** RECORDS FOR PROCESSING follows **
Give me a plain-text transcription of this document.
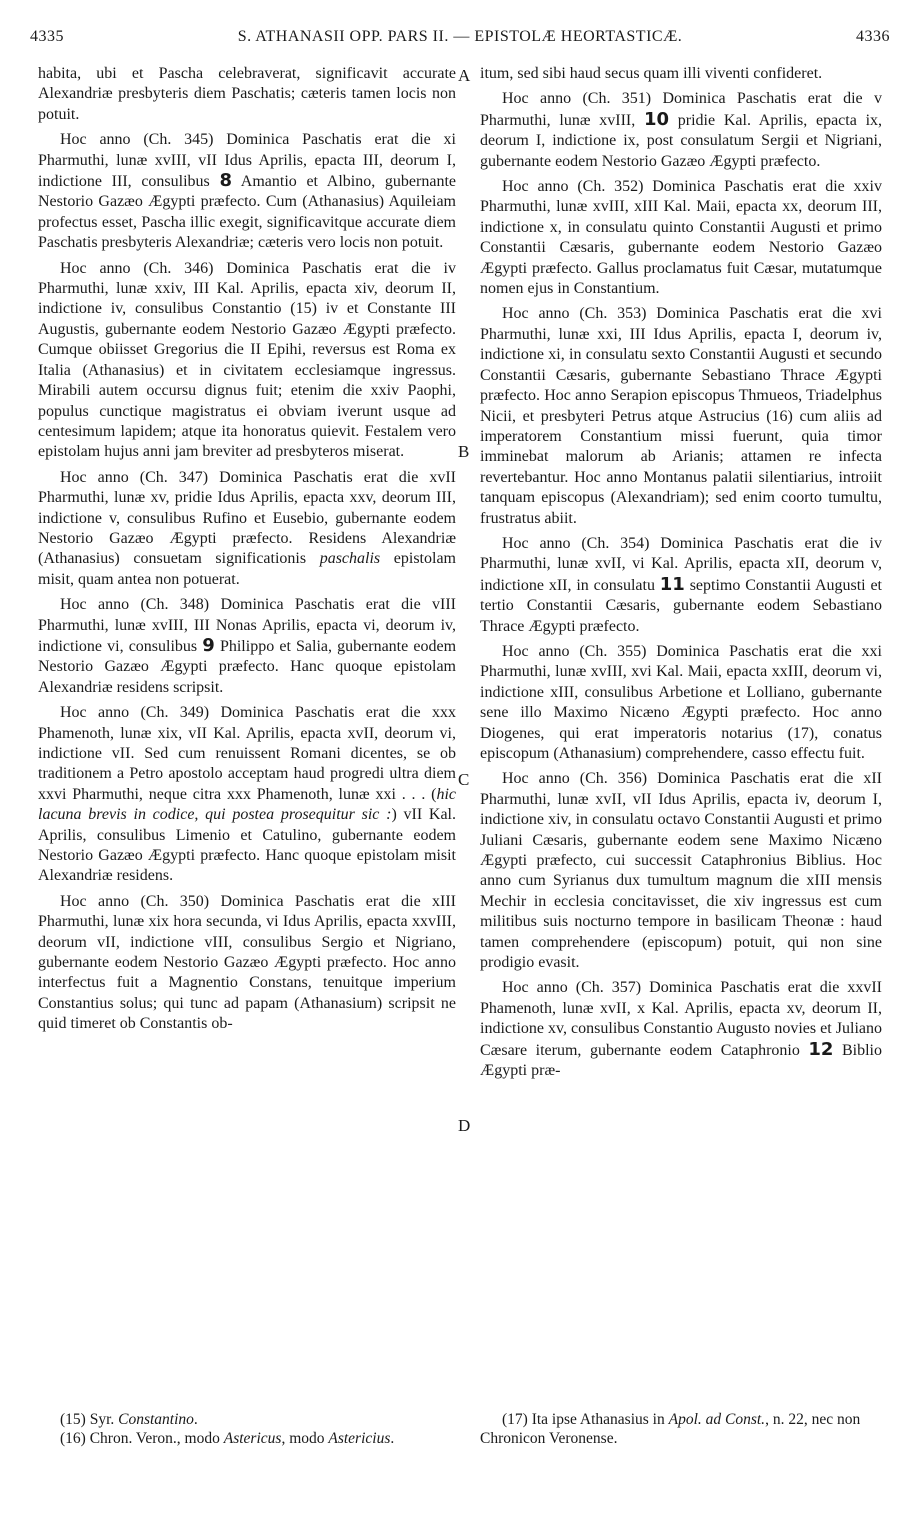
4335	S. ATHANASII OPP. PARS II. — EPISTOLÆ HEORTASTICÆ.	4336

habita, ubi et Pascha celebraverat, significavit accurate Alexandriæ presbyteris diem Paschatis; cæteris tamen locis non potuit.

Hoc anno (Ch. 345) Dominica Paschatis erat die xi Pharmuthi, lunæ xvIII, vII Idus Aprilis, epacta III, deorum I, indictione III, consulibus 8 Amantio et Albino, gubernante Nestorio Gazæo Ægypti præfecto. Cum (Athanasius) Aquileiam profectus esset, Pascha illic exegit, significavitque accurate diem Paschatis presbyteris Alexandriæ; cæteris vero locis non potuit.

Hoc anno (Ch. 346) Dominica Paschatis erat die iv Pharmuthi, lunæ xxiv, III Kal. Aprilis, epacta xiv, deorum II, indictione iv, consulibus Constantio (15) iv et Constante III Augustis, gubernante eodem Nestorio Gazæo Ægypti præfecto. Cumque obiisset Gregorius die II Epihi, reversus est Roma ex Italia (Athanasius) et in civitatem ecclesiamque ingressus. Mirabili autem occursu dignus fuit; etenim die xxiv Paophi, populus cunctique magistratus ei obviam iverunt usque ad centesimum lapidem; atque ita honoratus quievit. Festalem vero epistolam hujus anni jam breviter ad presbyteros miserat.

Hoc anno (Ch. 347) Dominica Paschatis erat die xvII Pharmuthi, lunæ xv, pridie Idus Aprilis, epacta xxv, deorum III, indictione v, consulibus Rufino et Eusebio, gubernante eodem Nestorio Gazæo Ægypti præfecto. Residens Alexandriæ (Athanasius) consuetam significationis paschalis epistolam misit, quam antea non potuerat.

Hoc anno (Ch. 348) Dominica Paschatis erat die vIII Pharmuthi, lunæ xvIII, III Nonas Aprilis, epacta vi, deorum iv, indictione vi, consulibus 9 Philippo et Salia, gubernante eodem Nestorio Gazæo Ægypti præfecto. Hanc quoque epistolam Alexandriæ residens scripsit.

Hoc anno (Ch. 349) Dominica Paschatis erat die xxx Phamenoth, lunæ xix, vII Kal. Aprilis, epacta xvII, deorum vi, indictione vII. Sed cum renuissent Romani dicentes, se ob traditionem a Petro apostolo acceptam haud progredi ultra diem xxvi Pharmuthi, neque citra xxx Phamenoth, lunæ xxi . . . (hic lacuna brevis in codice, qui postea prosequitur sic :) vII Kal. Aprilis, consulibus Limenio et Catulino, gubernante eodem Nestorio Gazæo Ægypti præfecto. Hanc quoque epistolam misit Alexandriæ residens.

Hoc anno (Ch. 350) Dominica Paschatis erat die xIII Pharmuthi, lunæ xix hora secunda, vi Idus Aprilis, epacta xxvIII, deorum vII, indictione vIII, consulibus Sergio et Nigriano, gubernante eodem Nestorio Gazæo Ægypti præfecto. Hoc anno interfectus fuit a Magnentio Constans, tenuitque imperium Constantius solus; qui tunc ad papam (Athanasium) scripsit ne quid timeret ob Constantis ob-

A
B
C
D

itum, sed sibi haud secus quam illi viventi confideret.

Hoc anno (Ch. 351) Dominica Paschatis erat die v Pharmuthi, lunæ xvIII, 10 pridie Kal. Aprilis, epacta ix, deorum I, indictione ix, post consulatum Sergii et Nigriani, gubernante eodem Nestorio Gazæo Ægypti præfecto.

Hoc anno (Ch. 352) Dominica Paschatis erat die xxiv Pharmuthi, lunæ xvIII, xIII Kal. Maii, epacta xx, deorum III, indictione x, in consulatu quinto Constantii Augusti et primo Constantii Cæsaris, gubernante eodem Nestorio Gazæo Ægypti præfecto. Gallus proclamatus fuit Cæsar, mutatumque nomen ejus in Constantium.

Hoc anno (Ch. 353) Dominica Paschatis erat die xvi Pharmuthi, lunæ xxi, III Idus Aprilis, epacta I, deorum iv, indictione xi, in consulatu sexto Constantii Augusti et secundo Constantii Cæsaris, gubernante Sebastiano Thrace Ægypti præfecto. Hoc anno Serapion episcopus Thmueos, Triadelphus Nicii, et presbyteri Petrus atque Astrucius (16) cum aliis ad imperatorem Constantium missi fuerunt, quia timor imminebat malorum ab Arianis; attamen re infecta revertebantur. Hoc anno Montanus palatii silentiarius, introiit tanquam episcopus (Alexandriam); sed enim coorto tumultu, frustratus abiit.

Hoc anno (Ch. 354) Dominica Paschatis erat die iv Pharmuthi, lunæ xvII, vi Kal. Aprilis, epacta xII, deorum v, indictione xII, in consulatu 11 septimo Constantii Augusti et tertio Constantii Cæsaris, gubernante eodem Sebastiano Thrace Ægypti præfecto.

Hoc anno (Ch. 355) Dominica Paschatis erat die xxi Pharmuthi, lunæ xvIII, xvi Kal. Maii, epacta xxIII, deorum vi, indictione xIII, consulibus Arbetione et Lolliano, gubernante sene illo Maximo Nicæno Ægypti præfecto. Hoc anno Diogenes, qui erat imperatoris notarius (17), conatus episcopum (Athanasium) comprehendere, casso effectu fuit.

Hoc anno (Ch. 356) Dominica Paschatis erat die xII Pharmuthi, lunæ xvII, vII Idus Aprilis, epacta iv, deorum I, indictione xiv, in consulatu octavo Constantii Augusti et primo Juliani Cæsaris, gubernante eodem sene Maximo Nicæno Ægypti præfecto, cui successit Cataphronius Biblius. Hoc anno cum Syrianus dux tumultum magnum die xIII mensis Mechir in ecclesia concitavisset, die xiv ingressus est cum militibus suis nocturno tempore in basilicam Theonæ : haud tamen comprehendere (episcopum) potuit, qui non sine prodigio evasit.

Hoc anno (Ch. 357) Dominica Paschatis erat die xxvII Phamenoth, lunæ xvII, x Kal. Aprilis, epacta xv, deorum II, indictione xv, consulibus Constantio Augusto novies et Juliano Cæsare iterum, gubernante eodem Cataphronio 12 Biblio Ægypti præ-

(15) Syr. Constantino.

(16) Chron. Veron., modo Astericus, modo Astericius.

(17) Ita ipse Athanasius in Apol. ad Const., n. 22, nec non Chronicon Veronense.
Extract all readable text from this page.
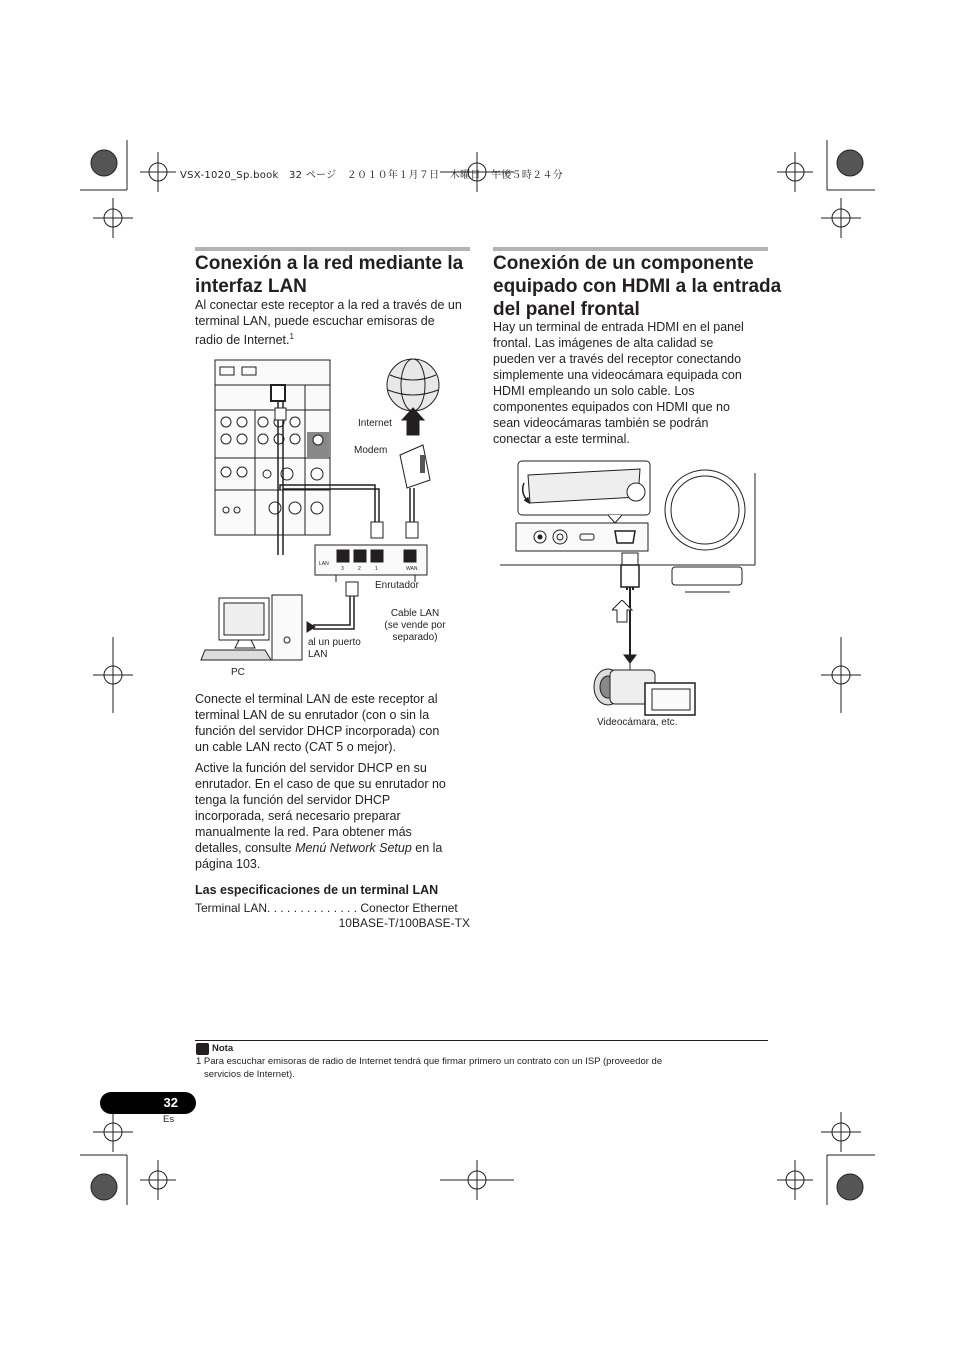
VSX-1020_Sp.book　32 ページ　２０１０年１月７日　木曜日　午後５時２４分
Conexión a la red mediante la
interfaz LAN
Al conectar este receptor a la red a través de un
terminal LAN, puede escuchar emisoras de
radio de Internet.$^1$
LAN
3	2	1	WAN
Internet
Modem
Enrutador
Cable LAN
(se vende por
separado)
al un puerto
LAN
PC
Conecte el terminal LAN de este receptor al
terminal LAN de su enrutador (con o sin la
función del servidor DHCP incorporada) con
un cable LAN recto (CAT 5 o mejor).
Active la función del servidor DHCP en su
enrutador. En el caso de que su enrutador no
tenga la función del servidor DHCP
incorporada, será necesario preparar
manualmente la red. Para obtener más
detalles, consulte Menú Network Setup en la
página 103.
Las especificaciones de un terminal LAN
Terminal LAN. . . . . . . . . . . . . . Conector Ethernet
10BASE-T/100BASE-TX
Conexión de un componente
equipado con HDMI a la entrada
del panel frontal
Hay un terminal de entrada HDMI en el panel
frontal. Las imágenes de alta calidad se
pueden ver a través del receptor conectando
simplemente una videocámara equipada con
HDMI empleando un solo cable. Los
componentes equipados con HDMI que no
sean videocámaras también se podrán
conectar a este terminal.
Videocámara, etc.
Nota
1 Para escuchar emisoras de radio de Internet tendrá que firmar primero un contrato con un ISP (proveedor de
servicios de Internet).
32
Es
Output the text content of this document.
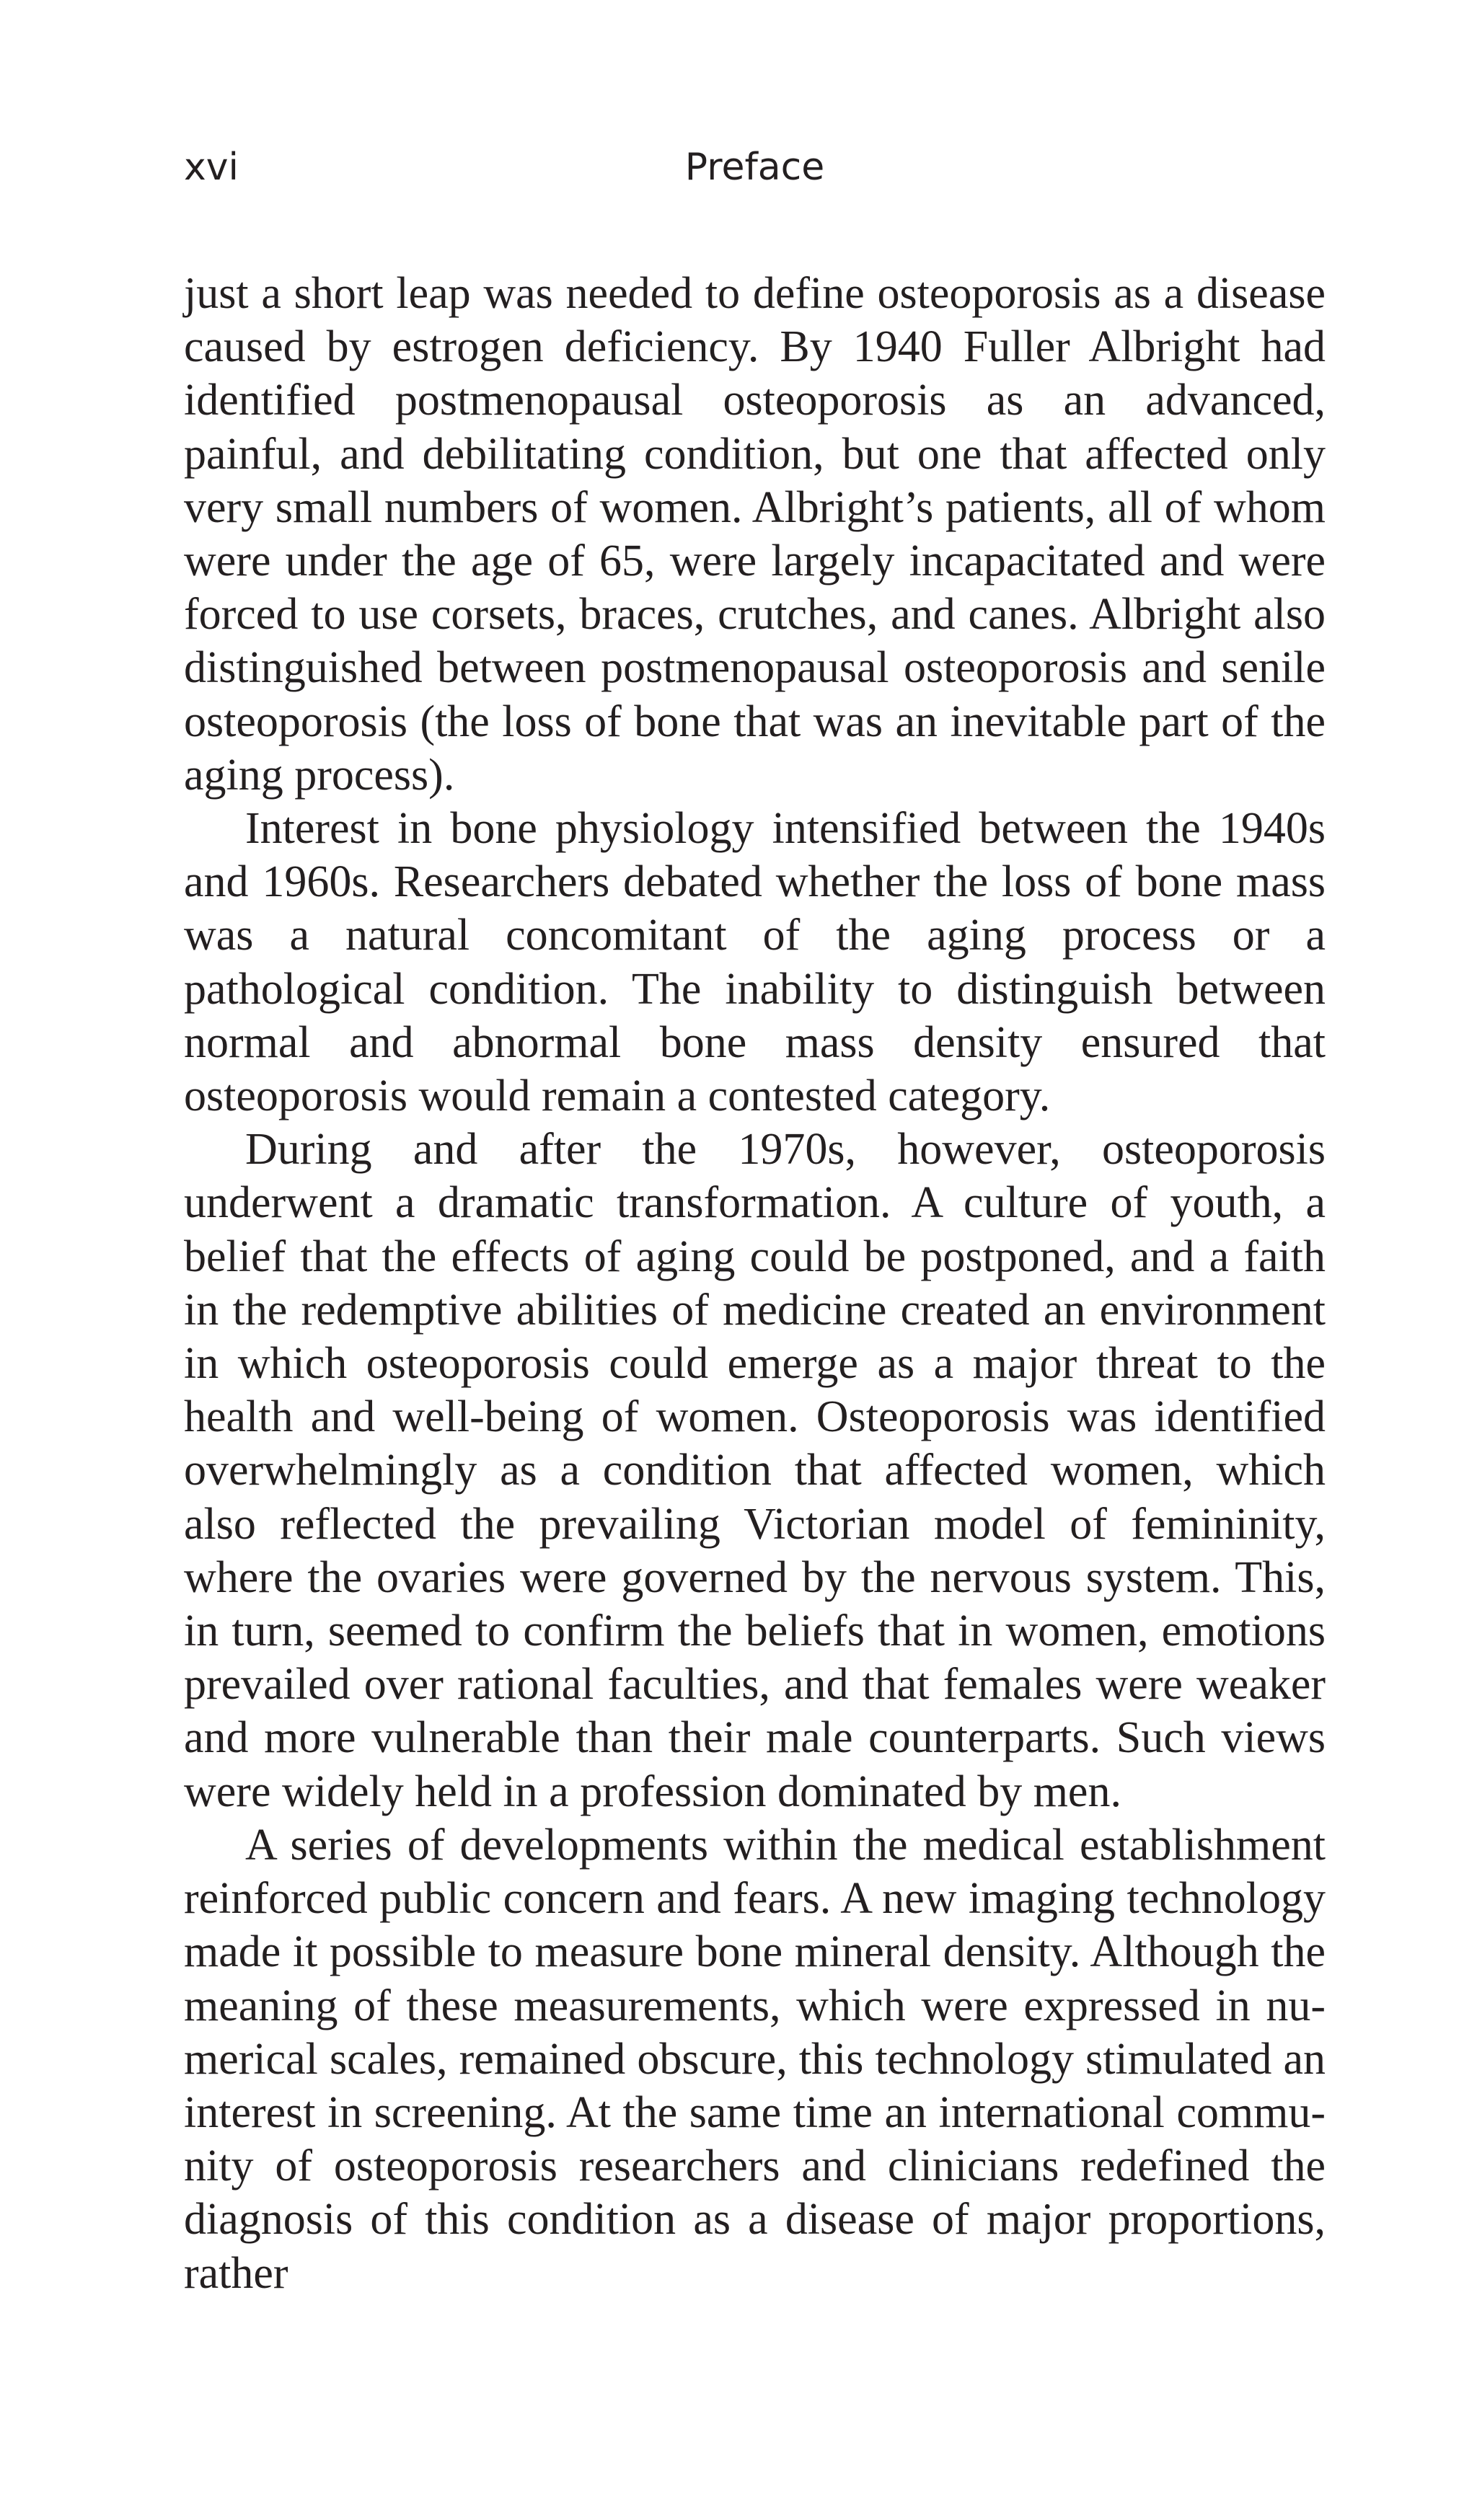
xvi	Preface

just a short leap was needed to define osteoporosis as a disease caused by estrogen deficiency. By 1940 Fuller Albright had identified postmenopausal osteoporosis as an advanced, painful, and debilitating condition, but one that affected only very small numbers of women. Albright’s patients, all of whom were under the age of 65, were largely incapacitated and were forced to use corsets, braces, crutches, and canes. Albright also distinguished between postmenopausal osteoporosis and senile osteoporosis (the loss of bone that was an inevitable part of the aging process).

Interest in bone physiology intensified between the 1940s and 1960s. Researchers debated whether the loss of bone mass was a natural concomitant of the aging process or a pathological condition. The inability to distinguish between normal and abnormal bone mass density ensured that osteoporosis would remain a contested category.

During and after the 1970s, however, osteoporosis underwent a dramatic transformation. A culture of youth, a belief that the effects of aging could be postponed, and a faith in the redemptive abilities of medicine created an environment in which osteoporosis could emerge as a major threat to the health and well-being of women. Osteoporosis was identified overwhelmingly as a condition that affected women, which also reflected the prevailing Victorian model of femininity, where the ovaries were governed by the nervous system. This, in turn, seemed to confirm the beliefs that in women, emotions prevailed over rational faculties, and that females were weaker and more vulnerable than their male counterparts. Such views were widely held in a profession dominated by men.

A series of developments within the medical establishment reinforced public concern and fears. A new imaging technology made it possible to measure bone mineral density. Although the meaning of these measurements, which were expressed in numerical scales, remained obscure, this technology stimulated an interest in screening. At the same time an international community of osteoporosis researchers and clinicians redefined the diagnosis of this condition as a disease of major proportions, rather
** End of RECORDS FOR PROCESSING **
-- EXERCISE INSTRUCTIONS --
If a line above holds the string "sene", return it as it stands.

-- SOLUTION TO THIS TASK --
Hoc anno (Ch. 355) Dominica Paschatis erat die xxi Pharmuthi, lunæ xvIII, xvi Kal. Maii, epacta xxIII, deorum vi, indictione xIII, consulibus Arbetione et Lolliano, gubernante sene illo Maximo Nicæno Ægypti præfecto. Hoc anno Diogenes, qui erat imperatoris notarius (17), conatus episcopum (Athanasium) comprehendere, casso effectu fuit.
Hoc anno (Ch. 356) Dominica Paschatis erat die xII Pharmuthi, lunæ xvII, vII Idus Aprilis, epacta iv, deorum I, indictione xiv, in consulatu octavo Constantii Augusti et primo Juliani Cæsaris, gubernante eodem sene Maximo Nicæno Ægypti præfecto, cui successit Cataphronius Biblius. Hoc anno cum Syrianus dux tumultum magnum die xIII mensis Mechir in ecclesia concitavisset, die xiv ingressus est cum militibus suis nocturno tempore in basilicam Theonæ : haud tamen comprehendere (episcopum) potuit, qui non sine prodigio evasit.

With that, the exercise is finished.